GIVEN PROBLEM> Filter the lines below, copying only those with the string "JSON".

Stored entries

——

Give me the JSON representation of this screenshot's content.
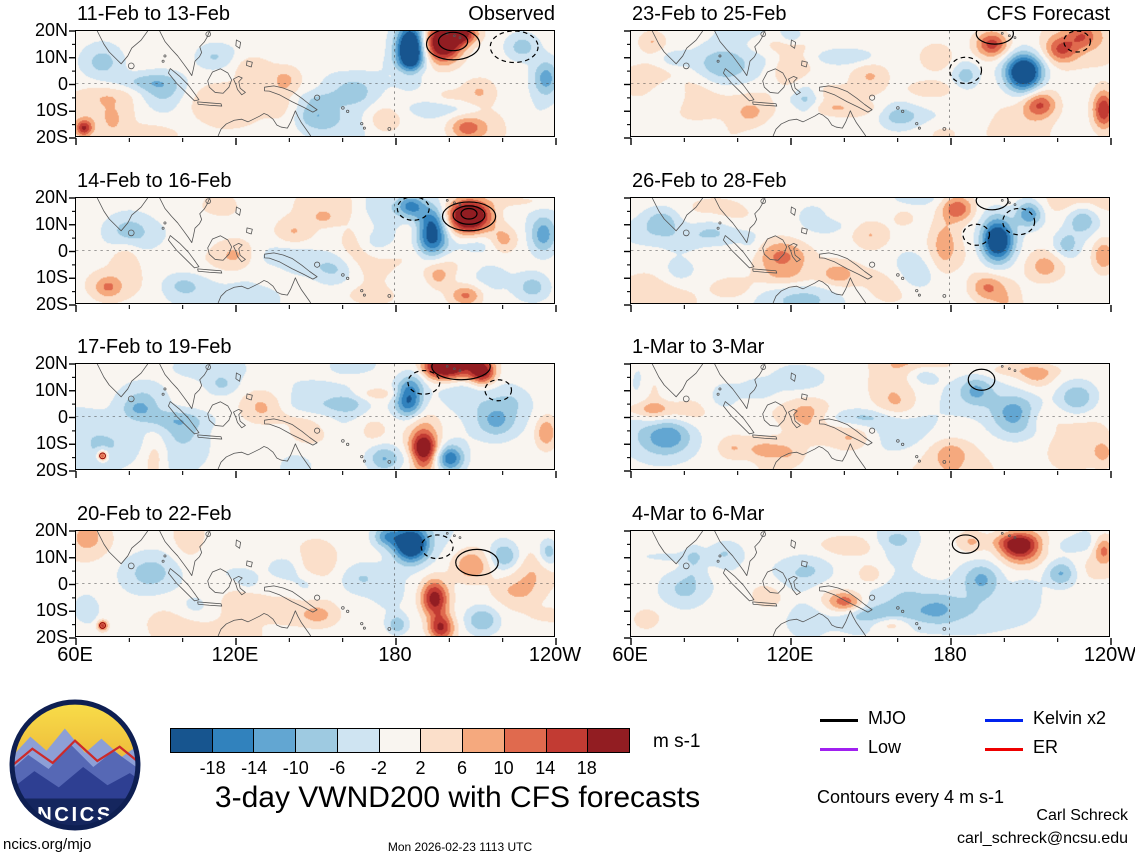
{
  "chart_data": {
    "type": "heatmap",
    "title": "3-day VWND200 with CFS forecasts",
    "units": "m s-1",
    "timestamp": "Mon 2026-02-23 1113 UTC",
    "contour_note": "Contours every 4 m s-1",
    "lon_range_deg_east": [
      60,
      240
    ],
    "lat_range": [
      -20,
      20
    ],
    "axes": {
      "lat_ticks": [
        "20N",
        "10N",
        "0",
        "10S",
        "20S"
      ],
      "lat_values": [
        20,
        10,
        0,
        -10,
        -20
      ],
      "lon_ticks": [
        "60E",
        "120E",
        "180",
        "120W"
      ],
      "lon_values": [
        60,
        120,
        180,
        240
      ]
    },
    "colorbar": {
      "label": "m s-1",
      "levels": [
        -18,
        -14,
        -10,
        -6,
        -2,
        2,
        6,
        10,
        14,
        18
      ],
      "tick_labels": [
        "-18",
        "-14",
        "-10",
        "-6",
        "-2",
        "2",
        "6",
        "10",
        "14",
        "18"
      ],
      "colors": [
        "#17558f",
        "#3182bd",
        "#62a6d2",
        "#9ecae1",
        "#cfe4f2",
        "#f9f5f0",
        "#fbdfca",
        "#f5a97e",
        "#e06a4e",
        "#c23b33",
        "#921d22"
      ]
    },
    "legend": [
      {
        "label": "MJO",
        "color": "#000000"
      },
      {
        "label": "Kelvin x2",
        "color": "#0022ee"
      },
      {
        "label": "Low",
        "color": "#a020f0"
      },
      {
        "label": "ER",
        "color": "#ee0000"
      }
    ],
    "column_headers": {
      "left": "Observed",
      "right": "CFS Forecast"
    },
    "panels": [
      {
        "title": "11-Feb to 13-Feb",
        "corner": "Observed",
        "seed": 101,
        "blobs": [
          [
            186,
            13,
            -30,
            5,
            9
          ],
          [
            198,
            15,
            28,
            7,
            7
          ],
          [
            205,
            19,
            20,
            6,
            4
          ],
          [
            228,
            14,
            -8,
            6,
            5
          ],
          [
            237,
            2,
            -12,
            5,
            7
          ],
          [
            212,
            -3,
            6,
            6,
            5
          ],
          [
            207,
            -17,
            10,
            6,
            4
          ],
          [
            63,
            -17,
            16,
            3,
            3
          ],
          [
            70,
            8,
            -8,
            8,
            7
          ],
          [
            93,
            -3,
            -8,
            9,
            7
          ],
          [
            112,
            10,
            -6,
            7,
            5
          ],
          [
            127,
            6,
            6,
            7,
            5
          ],
          [
            150,
            -12,
            -8,
            8,
            6
          ],
          [
            166,
            -3,
            -6,
            8,
            6
          ],
          [
            176,
            -14,
            6,
            6,
            5
          ],
          [
            139,
            2,
            5,
            6,
            5
          ]
        ],
        "contours": [
          [
            202,
            15,
            10,
            6,
            "s"
          ],
          [
            202,
            16,
            5.5,
            3.5,
            "s"
          ],
          [
            225,
            14,
            9,
            6,
            "d"
          ]
        ],
        "storms": []
      },
      {
        "title": "14-Feb to 16-Feb",
        "corner": "",
        "seed": 102,
        "blobs": [
          [
            194,
            7,
            -26,
            6,
            9
          ],
          [
            186,
            17,
            -14,
            5,
            4
          ],
          [
            208,
            13,
            30,
            8,
            6
          ],
          [
            221,
            4,
            8,
            5,
            5
          ],
          [
            236,
            6,
            -12,
            5,
            7
          ],
          [
            232,
            -14,
            -8,
            6,
            5
          ],
          [
            207,
            -17,
            12,
            6,
            4
          ],
          [
            196,
            -10,
            6,
            5,
            5
          ],
          [
            80,
            7,
            -8,
            9,
            7
          ],
          [
            72,
            -14,
            8,
            5,
            4
          ],
          [
            100,
            -13,
            -6,
            8,
            5
          ],
          [
            120,
            -2,
            7,
            8,
            6
          ],
          [
            142,
            7,
            6,
            7,
            5
          ],
          [
            133,
            -10,
            5,
            6,
            5
          ],
          [
            158,
            -7,
            -7,
            8,
            6
          ],
          [
            172,
            3,
            -5,
            6,
            5
          ]
        ],
        "contours": [
          [
            208,
            13,
            10,
            5.5,
            "s"
          ],
          [
            208,
            13.5,
            6,
            3.5,
            "s"
          ],
          [
            208,
            14,
            3,
            2,
            "s"
          ],
          [
            187,
            16,
            6,
            4.5,
            "d"
          ]
        ],
        "storms": []
      },
      {
        "title": "17-Feb to 19-Feb",
        "corner": "",
        "seed": 103,
        "blobs": [
          [
            199,
            19,
            28,
            9,
            5
          ],
          [
            213,
            17,
            22,
            5,
            5
          ],
          [
            185,
            7,
            -18,
            5,
            7
          ],
          [
            191,
            -13,
            26,
            5,
            7
          ],
          [
            201,
            -16,
            -16,
            5,
            5
          ],
          [
            176,
            -16,
            -10,
            6,
            5
          ],
          [
            218,
            -2,
            -8,
            7,
            6
          ],
          [
            237,
            -6,
            10,
            4,
            6
          ],
          [
            70,
            -15,
            18,
            2,
            2
          ],
          [
            85,
            6,
            -7,
            9,
            7
          ],
          [
            100,
            -5,
            -5,
            8,
            6
          ],
          [
            115,
            12,
            -6,
            6,
            4
          ],
          [
            130,
            4,
            7,
            8,
            6
          ],
          [
            148,
            -6,
            7,
            8,
            5
          ],
          [
            163,
            5,
            -6,
            7,
            5
          ],
          [
            172,
            -5,
            5,
            6,
            5
          ]
        ],
        "contours": [
          [
            205,
            19,
            11,
            5,
            "s"
          ],
          [
            191,
            13,
            6,
            4.5,
            "d"
          ],
          [
            219,
            10,
            5,
            4,
            "d"
          ]
        ],
        "storms": [
          [
            70,
            -15
          ]
        ]
      },
      {
        "title": "20-Feb to 22-Feb",
        "corner": "",
        "seed": 104,
        "blobs": [
          [
            186,
            15,
            -26,
            6,
            6
          ],
          [
            177,
            18,
            -12,
            5,
            4
          ],
          [
            195,
            -6,
            22,
            5,
            7
          ],
          [
            197,
            -17,
            20,
            5,
            5
          ],
          [
            209,
            7,
            10,
            7,
            6
          ],
          [
            222,
            10,
            -6,
            6,
            5
          ],
          [
            238,
            12,
            -10,
            4,
            6
          ],
          [
            213,
            -14,
            -10,
            6,
            5
          ],
          [
            181,
            -16,
            -10,
            4,
            4
          ],
          [
            70,
            -16,
            16,
            2,
            2
          ],
          [
            88,
            4,
            -8,
            11,
            8
          ],
          [
            104,
            -10,
            -6,
            8,
            6
          ],
          [
            122,
            -6,
            6,
            8,
            6
          ],
          [
            140,
            6,
            -6,
            7,
            5
          ],
          [
            152,
            -12,
            6,
            7,
            5
          ],
          [
            167,
            2,
            -6,
            8,
            6
          ]
        ],
        "contours": [
          [
            211,
            8,
            8,
            5,
            "s"
          ],
          [
            196,
            14,
            6,
            4.5,
            "d"
          ]
        ],
        "storms": [
          [
            70,
            -16
          ]
        ]
      },
      {
        "title": "23-Feb to 25-Feb",
        "corner": "CFS Forecast",
        "seed": 105,
        "blobs": [
          [
            208,
            4,
            -30,
            7,
            7
          ],
          [
            196,
            15,
            16,
            6,
            5
          ],
          [
            222,
            13,
            12,
            6,
            5
          ],
          [
            214,
            -8,
            14,
            6,
            5
          ],
          [
            238,
            -10,
            18,
            4,
            7
          ],
          [
            230,
            18,
            8,
            5,
            4
          ],
          [
            186,
            3,
            -8,
            5,
            5
          ],
          [
            175,
            10,
            6,
            6,
            5
          ],
          [
            160,
            -12,
            -8,
            8,
            6
          ],
          [
            150,
            3,
            6,
            7,
            5
          ],
          [
            135,
            -6,
            7,
            8,
            5
          ],
          [
            120,
            6,
            7,
            8,
            6
          ],
          [
            105,
            -12,
            6,
            7,
            5
          ],
          [
            95,
            8,
            -6,
            8,
            6
          ],
          [
            75,
            -4,
            -7,
            8,
            7
          ],
          [
            68,
            16,
            6,
            5,
            4
          ]
        ],
        "contours": [
          [
            197,
            19,
            7,
            4,
            "s"
          ],
          [
            186,
            5,
            6,
            5,
            "d"
          ],
          [
            228,
            16,
            5,
            4,
            "d"
          ]
        ],
        "storms": []
      },
      {
        "title": "26-Feb to 28-Feb",
        "corner": "",
        "seed": 106,
        "blobs": [
          [
            198,
            4,
            -28,
            6,
            8
          ],
          [
            210,
            14,
            -14,
            5,
            5
          ],
          [
            183,
            16,
            14,
            6,
            5
          ],
          [
            194,
            -14,
            10,
            6,
            5
          ],
          [
            216,
            -6,
            8,
            7,
            6
          ],
          [
            230,
            12,
            -10,
            6,
            6
          ],
          [
            238,
            -2,
            10,
            4,
            6
          ],
          [
            224,
            2,
            -8,
            5,
            5
          ],
          [
            165,
            -5,
            -6,
            8,
            6
          ],
          [
            150,
            6,
            6,
            7,
            5
          ],
          [
            138,
            -9,
            8,
            7,
            5
          ],
          [
            115,
            -2,
            7,
            9,
            7
          ],
          [
            98,
            -14,
            6,
            7,
            4
          ],
          [
            90,
            8,
            -6,
            8,
            6
          ],
          [
            72,
            12,
            -7,
            7,
            5
          ],
          [
            78,
            -8,
            -5,
            7,
            6
          ]
        ],
        "contours": [
          [
            196,
            19,
            6,
            3.5,
            "s"
          ],
          [
            206,
            11,
            6,
            5,
            "d"
          ],
          [
            190,
            6,
            5,
            4,
            "d"
          ]
        ],
        "storms": []
      },
      {
        "title": "1-Mar to 3-Mar",
        "corner": "",
        "seed": 107,
        "blobs": [
          [
            205,
            0,
            -16,
            9,
            7
          ],
          [
            228,
            7,
            -10,
            7,
            6
          ],
          [
            190,
            10,
            -8,
            6,
            5
          ],
          [
            213,
            15,
            6,
            6,
            4
          ],
          [
            180,
            -13,
            6,
            8,
            5
          ],
          [
            160,
            4,
            6,
            8,
            6
          ],
          [
            143,
            -8,
            7,
            8,
            5
          ],
          [
            126,
            1,
            8,
            9,
            7
          ],
          [
            110,
            -13,
            6,
            7,
            4
          ],
          [
            95,
            6,
            -7,
            9,
            7
          ],
          [
            108,
            10,
            -5,
            6,
            4
          ],
          [
            75,
            -8,
            -6,
            8,
            6
          ],
          [
            170,
            16,
            -5,
            6,
            4
          ],
          [
            238,
            -14,
            6,
            4,
            5
          ]
        ],
        "contours": [
          [
            192,
            14,
            5,
            4,
            "s"
          ]
        ],
        "storms": []
      },
      {
        "title": "4-Mar to 6-Mar",
        "corner": "",
        "seed": 108,
        "blobs": [
          [
            206,
            14,
            18,
            7,
            5
          ],
          [
            238,
            13,
            12,
            4,
            5
          ],
          [
            222,
            4,
            -12,
            6,
            5
          ],
          [
            192,
            2,
            -10,
            7,
            6
          ],
          [
            175,
            -10,
            -7,
            8,
            6
          ],
          [
            158,
            -15,
            7,
            7,
            4
          ],
          [
            141,
            -7,
            14,
            7,
            4
          ],
          [
            150,
            3,
            6,
            6,
            5
          ],
          [
            128,
            5,
            -6,
            8,
            6
          ],
          [
            112,
            -4,
            6,
            8,
            6
          ],
          [
            95,
            12,
            -6,
            7,
            5
          ],
          [
            80,
            -2,
            -7,
            9,
            7
          ],
          [
            66,
            -14,
            6,
            5,
            4
          ],
          [
            188,
            16,
            6,
            5,
            4
          ]
        ],
        "contours": [
          [
            186,
            15,
            5,
            3.5,
            "s"
          ]
        ],
        "storms": []
      }
    ]
  },
  "footer": {
    "site": "ncics.org/mjo",
    "author": "Carl Schreck",
    "email": "carl_schreck@ncsu.edu",
    "logo_text": "NCICS"
  }
}
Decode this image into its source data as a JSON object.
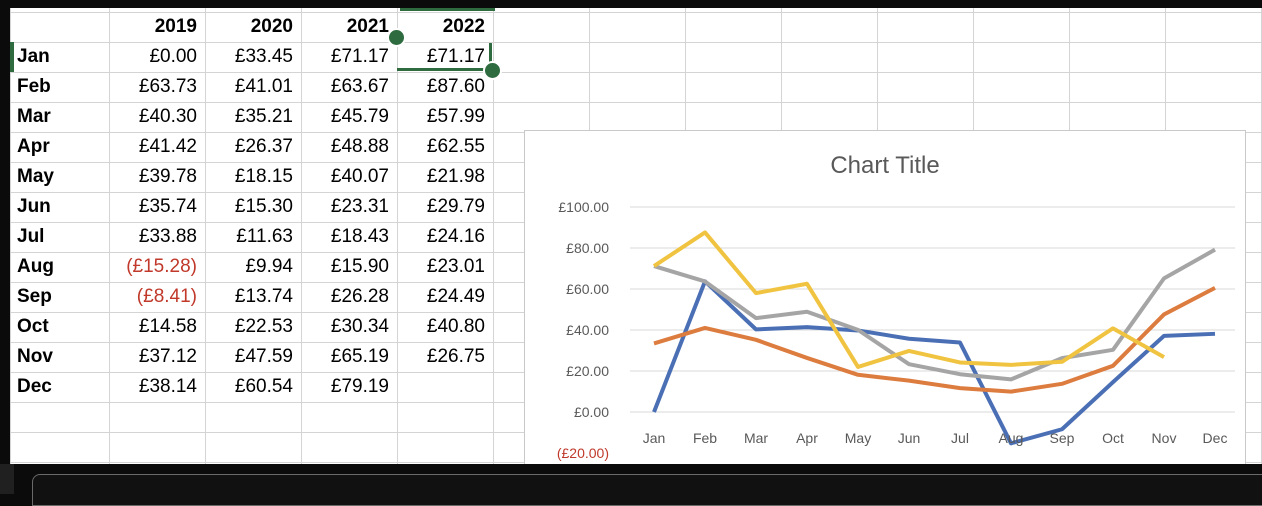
{
  "spreadsheet": {
    "headers": [
      "2019",
      "2020",
      "2021",
      "2022"
    ],
    "rows": [
      {
        "label": "Jan",
        "values": [
          "£0.00",
          "£33.45",
          "£71.17",
          "£71.17"
        ]
      },
      {
        "label": "Feb",
        "values": [
          "£63.73",
          "£41.01",
          "£63.67",
          "£87.60"
        ]
      },
      {
        "label": "Mar",
        "values": [
          "£40.30",
          "£35.21",
          "£45.79",
          "£57.99"
        ]
      },
      {
        "label": "Apr",
        "values": [
          "£41.42",
          "£26.37",
          "£48.88",
          "£62.55"
        ]
      },
      {
        "label": "May",
        "values": [
          "£39.78",
          "£18.15",
          "£40.07",
          "£21.98"
        ]
      },
      {
        "label": "Jun",
        "values": [
          "£35.74",
          "£15.30",
          "£23.31",
          "£29.79"
        ]
      },
      {
        "label": "Jul",
        "values": [
          "£33.88",
          "£11.63",
          "£18.43",
          "£24.16"
        ]
      },
      {
        "label": "Aug",
        "values": [
          "(£15.28)",
          "£9.94",
          "£15.90",
          "£23.01"
        ]
      },
      {
        "label": "Sep",
        "values": [
          "(£8.41)",
          "£13.74",
          "£26.28",
          "£24.49"
        ]
      },
      {
        "label": "Oct",
        "values": [
          "£14.58",
          "£22.53",
          "£30.34",
          "£40.80"
        ]
      },
      {
        "label": "Nov",
        "values": [
          "£37.12",
          "£47.59",
          "£65.19",
          "£26.75"
        ]
      },
      {
        "label": "Dec",
        "values": [
          "£38.14",
          "£60.54",
          "£79.19",
          ""
        ]
      }
    ],
    "negative_color": "#c0392b",
    "selection_color": "#2e6b3f"
  },
  "chart_data": {
    "type": "line",
    "title": "Chart Title",
    "categories": [
      "Jan",
      "Feb",
      "Mar",
      "Apr",
      "May",
      "Jun",
      "Jul",
      "Aug",
      "Sep",
      "Oct",
      "Nov",
      "Dec"
    ],
    "series": [
      {
        "color": "#4a6fb5",
        "values": [
          0.0,
          63.73,
          40.3,
          41.42,
          39.78,
          35.74,
          33.88,
          -15.28,
          -8.41,
          14.58,
          37.12,
          38.14
        ]
      },
      {
        "color": "#dd7c3f",
        "values": [
          33.45,
          41.01,
          35.21,
          26.37,
          18.15,
          15.3,
          11.63,
          9.94,
          13.74,
          22.53,
          47.59,
          60.54
        ]
      },
      {
        "color": "#a5a5a5",
        "values": [
          71.17,
          63.67,
          45.79,
          48.88,
          40.07,
          23.31,
          18.43,
          15.9,
          26.28,
          30.34,
          65.19,
          79.19
        ]
      },
      {
        "color": "#f0c340",
        "values": [
          71.17,
          87.6,
          57.99,
          62.55,
          21.98,
          29.79,
          24.16,
          23.01,
          24.49,
          40.8,
          26.75,
          null
        ]
      }
    ],
    "y_ticks": [
      "£100.00",
      "£80.00",
      "£60.00",
      "£40.00",
      "£20.00",
      "£0.00",
      "(£20.00)"
    ],
    "y_tick_values": [
      100,
      80,
      60,
      40,
      20,
      0,
      -20
    ],
    "ylim": [
      -20,
      100
    ],
    "grid": true,
    "legend": "none"
  }
}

——

SOLUTION TO THIS EXERCISE>
Give me the JSON representation of this screenshot's content.
Decode this image into its source data as a JSON object.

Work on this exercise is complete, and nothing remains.